How many lines in this data contain the string "Dzierzgoń"? Reply with the number only.

--- Start Dataset content ---

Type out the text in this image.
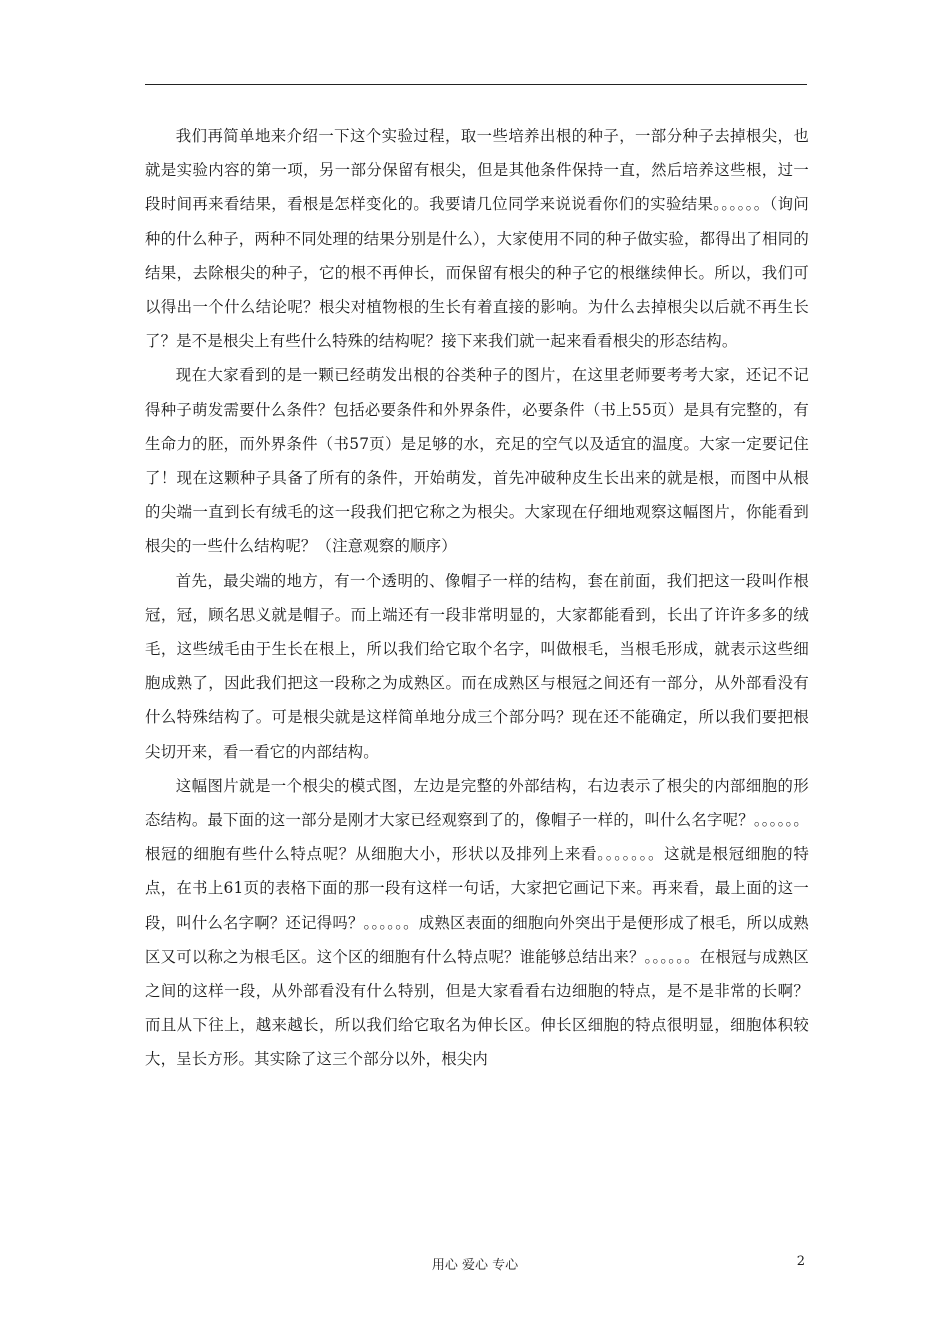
我们再简单地来介绍一下这个实验过程，取一些培养出根的种子，一部分种子去掉根尖，也就是实验内容的第一项，另一部分保留有根尖，但是其他条件保持一直，然后培养这些根，过一段时间再来看结果，看根是怎样变化的。我要请几位同学来说说看你们的实验结果。。。。。。（询问种的什么种子，两种不同处理的结果分别是什么），大家使用不同的种子做实验，都得出了相同的结果，去除根尖的种子，它的根不再伸长，而保留有根尖的种子它的根继续伸长。所以，我们可以得出一个什么结论呢？根尖对植物根的生长有着直接的影响。为什么去掉根尖以后就不再生长了？是不是根尖上有些什么特殊的结构呢？接下来我们就一起来看看根尖的形态结构。

现在大家看到的是一颗已经萌发出根的谷类种子的图片，在这里老师要考考大家，还记不记得种子萌发需要什么条件？包括必要条件和外界条件，必要条件（书上55页）是具有完整的，有生命力的胚，而外界条件（书57页）是足够的水，充足的空气以及适宜的温度。大家一定要记住了！现在这颗种子具备了所有的条件，开始萌发，首先冲破种皮生长出来的就是根，而图中从根的尖端一直到长有绒毛的这一段我们把它称之为根尖。大家现在仔细地观察这幅图片，你能看到根尖的一些什么结构呢？（注意观察的顺序）

首先，最尖端的地方，有一个透明的、像帽子一样的结构，套在前面，我们把这一段叫作根冠，冠，顾名思义就是帽子。而上端还有一段非常明显的，大家都能看到，长出了许许多多的绒毛，这些绒毛由于生长在根上，所以我们给它取个名字，叫做根毛，当根毛形成，就表示这些细胞成熟了，因此我们把这一段称之为成熟区。而在成熟区与根冠之间还有一部分，从外部看没有什么特殊结构了。可是根尖就是这样简单地分成三个部分吗？现在还不能确定，所以我们要把根尖切开来，看一看它的内部结构。

这幅图片就是一个根尖的模式图，左边是完整的外部结构，右边表示了根尖的内部细胞的形态结构。最下面的这一部分是刚才大家已经观察到了的，像帽子一样的，叫什么名字呢？。。。。。。根冠的细胞有些什么特点呢？从细胞大小，形状以及排列上来看。。。。。。。这就是根冠细胞的特点，在书上61页的表格下面的那一段有这样一句话，大家把它画记下来。再来看，最上面的这一段，叫什么名字啊？还记得吗？。。。。。。成熟区表面的细胞向外突出于是便形成了根毛，所以成熟区又可以称之为根毛区。这个区的细胞有什么特点呢？谁能够总结出来？。。。。。。在根冠与成熟区之间的这样一段，从外部看没有什么特别，但是大家看看右边细胞的特点，是不是非常的长啊？而且从下往上，越来越长，所以我们给它取名为伸长区。伸长区细胞的特点很明显，细胞体积较大，呈长方形。其实除了这三个部分以外，根尖内

用心 爱心 专心	2
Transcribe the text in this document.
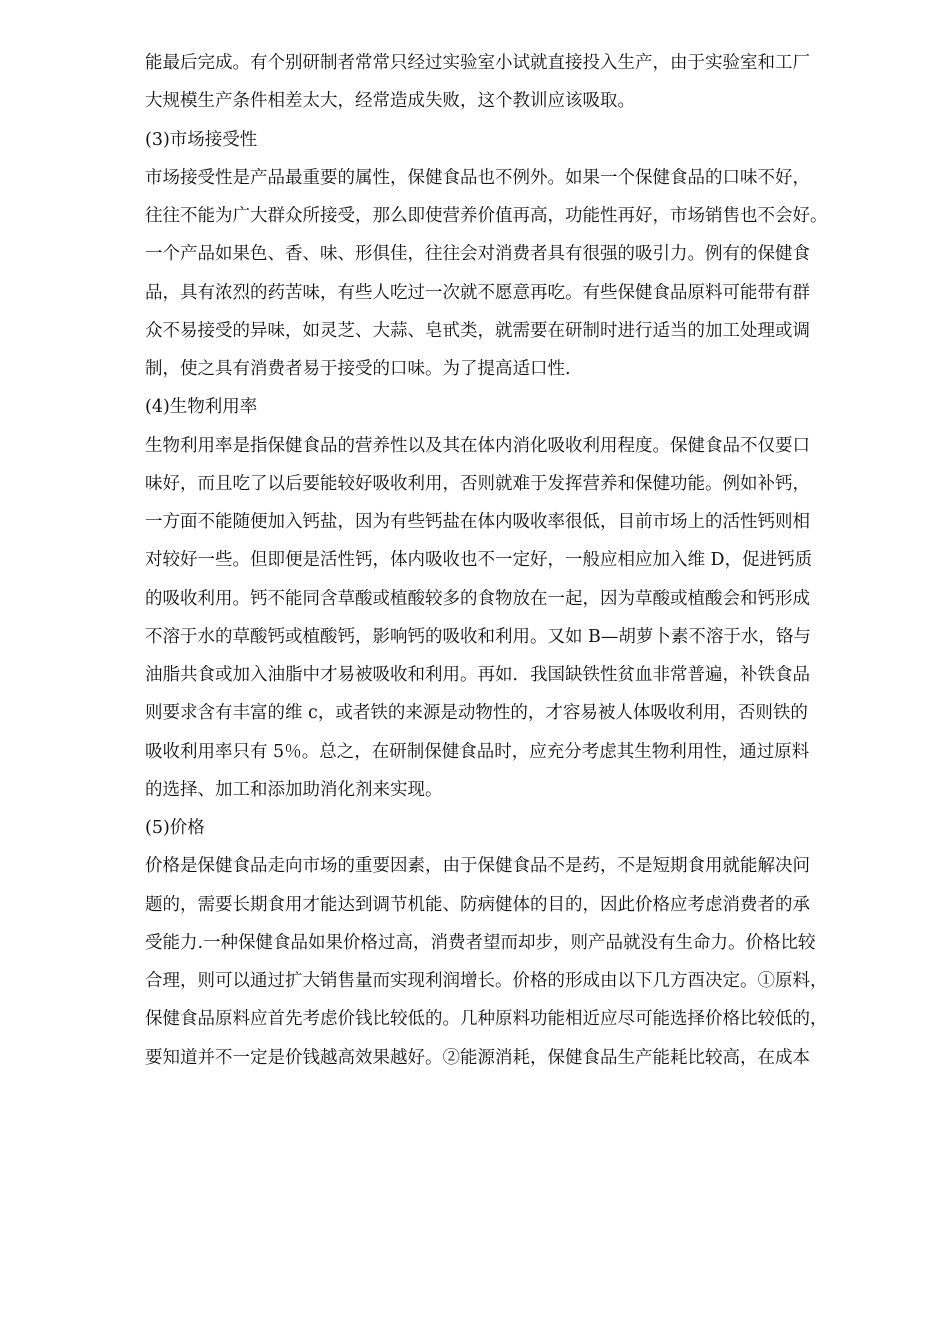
能最后完成。有个别研制者常常只经过实验室小试就直接投入生产，由于实验室和工厂
大规模生产条件相差太大，经常造成失败，这个教训应该吸取。
(3)市场接受性
市场接受性是产品最重要的属性，保健食品也不例外。如果一个保健食品的口味不好，
往往不能为广大群众所接受，那么即使营养价值再高，功能性再好，市场销售也不会好。
一个产品如果色、香、味、形俱佳，往往会对消费者具有很强的吸引力。例有的保健食
品，具有浓烈的药苦味，有些人吃过一次就不愿意再吃。有些保健食品原料可能带有群
众不易接受的异味，如灵芝、大蒜、皂甙类，就需要在研制时进行适当的加工处理或调
制，使之具有消费者易于接受的口味。为了提高适口性.
(4)生物利用率
生物利用率是指保健食品的营养性以及其在体内消化吸收利用程度。保健食品不仅要口
味好，而且吃了以后要能较好吸收利用，否则就难于发挥营养和保健功能。例如补钙，
一方面不能随便加入钙盐，因为有些钙盐在体内吸收率很低，目前市场上的活性钙则相
对较好一些。但即便是活性钙，体内吸收也不一定好，一般应相应加入维 D，促进钙质
的吸收利用。钙不能同含草酸或植酸较多的食物放在一起，因为草酸或植酸会和钙形成
不溶于水的草酸钙或植酸钙，影响钙的吸收和利用。又如 B—胡萝卜素不溶于水，铬与
油脂共食或加入油脂中才易被吸收和利用。再如．我国缺铁性贫血非常普遍，补铁食品
则要求含有丰富的维 c，或者铁的来源是动物性的，才容易被人体吸收利用，否则铁的
吸收利用率只有 5％。总之，在研制保健食品时，应充分考虑其生物利用性，通过原料
的选择、加工和添加助消化剂来实现。
(5)价格
价格是保健食品走向市场的重要因素，由于保健食品不是药，不是短期食用就能解决问
题的，需要长期食用才能达到调节机能、防病健体的目的，因此价格应考虑消费者的承
受能力.一种保健食品如果价格过高，消费者望而却步，则产品就没有生命力。价格比较
合理，则可以通过扩大销售量而实现利润增长。价格的形成由以下几方酉决定。①原料，
保健食品原料应首先考虑价钱比较低的。几种原料功能相近应尽可能选择价格比较低的，
要知道并不一定是价钱越高效果越好。②能源消耗，保健食品生产能耗比较高，在成本
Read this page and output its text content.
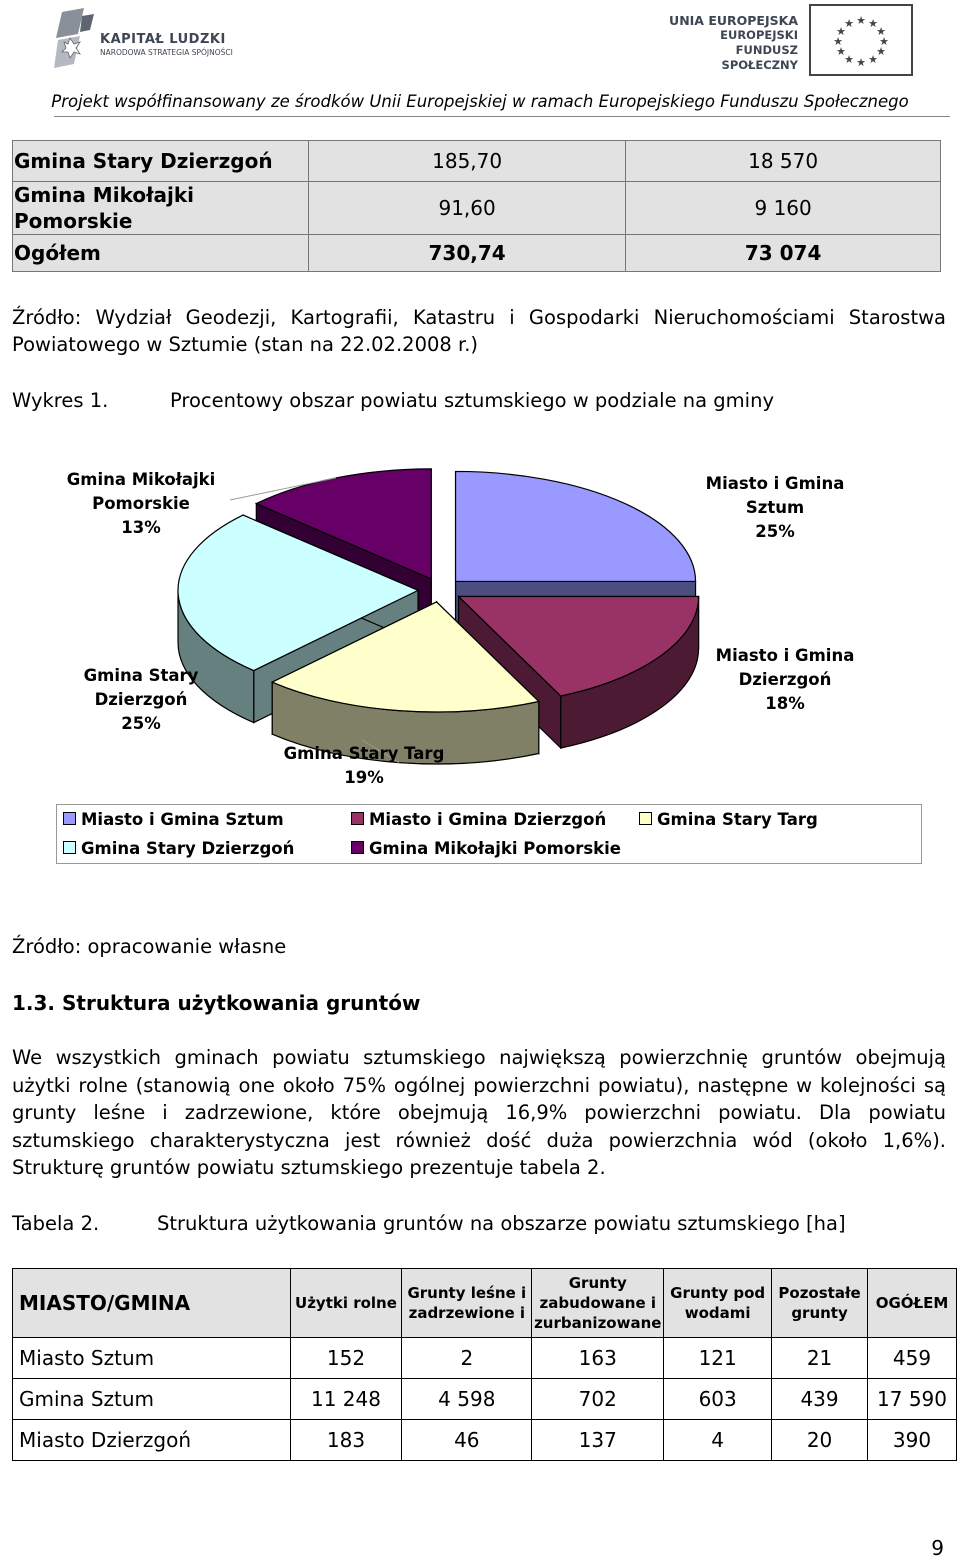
KAPITAŁ LUDZKI
NARODOWA STRATEGIA SPÓJNOŚCI
UNIA EUROPEJSKA
EUROPEJSKI
FUNDUSZ SPOŁECZNY
★ ★
★
★
★
★
★
★
★
★
★
★
Projekt współfinansowany ze środków Unii Europejskiej w ramach Europejskiego Funduszu Społecznego
Gmina Stary Dzierzgoń	185,70	18 570
Gmina Mikołajki Pomorskie	91,60	9 160
Ogółem	730,74	73 074
Źródło: Wydział Geodezji, Kartografii, Katastru i Gospodarki Nieruchomościami Starostwa Powiatowego w Sztumie (stan na 22.02.2008 r.)
Wykres 1.	Procentowy obszar powiatu sztumskiego w podziale na gminy
Gmina Mikołajki
Pomorskie
13%
Miasto i Gmina
Sztum
25%
Gmina Stary
Dzierzgoń
25%
Gmina Stary Targ
19%
Miasto i Gmina
Dzierzgoń
18%
Miasto i Gmina Sztum	Miasto i Gmina Dzierzgoń	Gmina Stary Targ
Gmina Stary Dzierzgoń	Gmina Mikołajki Pomorskie
Źródło: opracowanie własne
1.3. Struktura użytkowania gruntów
We wszystkich gminach powiatu sztumskiego największą powierzchnię gruntów obejmują użytki rolne (stanowią one około 75% ogólnej powierzchni powiatu), następne w kolejności są grunty leśne i zadrzewione, które obejmują 16,9% powierzchni powiatu. Dla powiatu sztumskiego charakterystyczna jest również dość duża powierzchnia wód (około 1,6%). Strukturę gruntów powiatu sztumskiego prezentuje tabela 2.
Tabela 2.	Struktura użytkowania gruntów na obszarze powiatu sztumskiego [ha]
MIASTO/GMINA	Użytki rolne	Grunty leśne i zadrzewione i	Grunty zabudowane i zurbanizowane	Grunty pod wodami	Pozostałe grunty	OGÓŁEM
Miasto Sztum	152	2	163	121	21	459
Gmina Sztum	11 248	4 598	702	603	439	17 590
Miasto Dzierzgoń	183	46	137	4	20	390
9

--- End Dataset content ---

Task result = 6